Dataset listings of figures
_ _ _ _

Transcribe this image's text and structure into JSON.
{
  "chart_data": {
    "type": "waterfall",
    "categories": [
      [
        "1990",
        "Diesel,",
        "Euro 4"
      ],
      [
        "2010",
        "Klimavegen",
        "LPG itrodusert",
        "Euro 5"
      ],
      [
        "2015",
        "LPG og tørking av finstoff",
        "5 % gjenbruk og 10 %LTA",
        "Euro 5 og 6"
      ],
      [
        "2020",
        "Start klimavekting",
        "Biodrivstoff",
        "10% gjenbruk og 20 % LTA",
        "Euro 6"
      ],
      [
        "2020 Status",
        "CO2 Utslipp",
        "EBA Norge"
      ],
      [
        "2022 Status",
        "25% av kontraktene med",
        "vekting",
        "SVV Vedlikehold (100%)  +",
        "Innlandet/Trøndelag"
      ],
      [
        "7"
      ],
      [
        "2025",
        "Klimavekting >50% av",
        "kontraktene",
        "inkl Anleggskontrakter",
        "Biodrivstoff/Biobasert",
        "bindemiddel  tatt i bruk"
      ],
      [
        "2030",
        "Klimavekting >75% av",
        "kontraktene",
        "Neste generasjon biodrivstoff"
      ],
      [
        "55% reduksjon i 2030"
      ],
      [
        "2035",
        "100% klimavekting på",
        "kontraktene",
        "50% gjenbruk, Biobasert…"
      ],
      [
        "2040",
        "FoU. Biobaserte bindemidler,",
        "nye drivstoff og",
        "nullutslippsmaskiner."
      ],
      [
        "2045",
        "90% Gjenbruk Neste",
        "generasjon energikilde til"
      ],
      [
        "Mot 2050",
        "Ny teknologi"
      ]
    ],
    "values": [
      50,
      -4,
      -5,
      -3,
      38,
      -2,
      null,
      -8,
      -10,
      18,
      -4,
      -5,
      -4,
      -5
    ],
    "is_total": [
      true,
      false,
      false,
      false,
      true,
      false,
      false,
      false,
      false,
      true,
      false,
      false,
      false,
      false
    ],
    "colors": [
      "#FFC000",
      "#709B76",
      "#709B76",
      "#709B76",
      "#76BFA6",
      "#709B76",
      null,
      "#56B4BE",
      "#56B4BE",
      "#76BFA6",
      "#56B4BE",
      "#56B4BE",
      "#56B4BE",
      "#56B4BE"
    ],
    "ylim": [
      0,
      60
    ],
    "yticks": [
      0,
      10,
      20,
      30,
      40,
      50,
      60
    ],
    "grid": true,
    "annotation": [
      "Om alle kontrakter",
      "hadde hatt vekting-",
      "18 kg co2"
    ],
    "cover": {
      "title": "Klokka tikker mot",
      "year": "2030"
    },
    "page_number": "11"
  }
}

_ _ _ _

▶ [Exercise goal]: Set down every line of the listing above again, exactly as given.

▶ [Result of this task]:
Transcribe this image's text and structure into JSON.
{
  "chart_data": {
    "type": "waterfall",
    "categories": [
      [
        "1990",
        "Diesel,",
        "Euro 4"
      ],
      [
        "2010",
        "Klimavegen",
        "LPG itrodusert",
        "Euro 5"
      ],
      [
        "2015",
        "LPG og tørking av finstoff",
        "5 % gjenbruk og 10 %LTA",
        "Euro 5 og 6"
      ],
      [
        "2020",
        "Start klimavekting",
        "Biodrivstoff",
        "10% gjenbruk og 20 % LTA",
        "Euro 6"
      ],
      [
        "2020 Status",
        "CO2 Utslipp",
        "EBA Norge"
      ],
      [
        "2022 Status",
        "25% av kontraktene med",
        "vekting",
        "SVV Vedlikehold (100%)  +",
        "Innlandet/Trøndelag"
      ],
      [
        "7"
      ],
      [
        "2025",
        "Klimavekting >50% av",
        "kontraktene",
        "inkl Anleggskontrakter",
        "Biodrivstoff/Biobasert",
        "bindemiddel  tatt i bruk"
      ],
      [
        "2030",
        "Klimavekting >75% av",
        "kontraktene",
        "Neste generasjon biodrivstoff"
      ],
      [
        "55% reduksjon i 2030"
      ],
      [
        "2035",
        "100% klimavekting på",
        "kontraktene",
        "50% gjenbruk, Biobasert…"
      ],
      [
        "2040",
        "FoU. Biobaserte bindemidler,",
        "nye drivstoff og",
        "nullutslippsmaskiner."
      ],
      [
        "2045",
        "90% Gjenbruk Neste",
        "generasjon energikilde til"
      ],
      [
        "Mot 2050",
        "Ny teknologi"
      ]
    ],
    "values": [
      50,
      -4,
      -5,
      -3,
      38,
      -2,
      null,
      -8,
      -10,
      18,
      -4,
      -5,
      -4,
      -5
    ],
    "is_total": [
      true,
      false,
      false,
      false,
      true,
      false,
      false,
      false,
      false,
      true,
      false,
      false,
      false,
      false
    ],
    "colors": [
      "#FFC000",
      "#709B76",
      "#709B76",
      "#709B76",
      "#76BFA6",
      "#709B76",
      null,
      "#56B4BE",
      "#56B4BE",
      "#76BFA6",
      "#56B4BE",
      "#56B4BE",
      "#56B4BE",
      "#56B4BE"
    ],
    "ylim": [
      0,
      60
    ],
    "yticks": [
      0,
      10,
      20,
      30,
      40,
      50,
      60
    ],
    "grid": true,
    "annotation": [
      "Om alle kontrakter",
      "hadde hatt vekting-",
      "18 kg co2"
    ],
    "cover": {
      "title": "Klokka tikker mot",
      "year": "2030"
    },
    "page_number": "11"
  }
}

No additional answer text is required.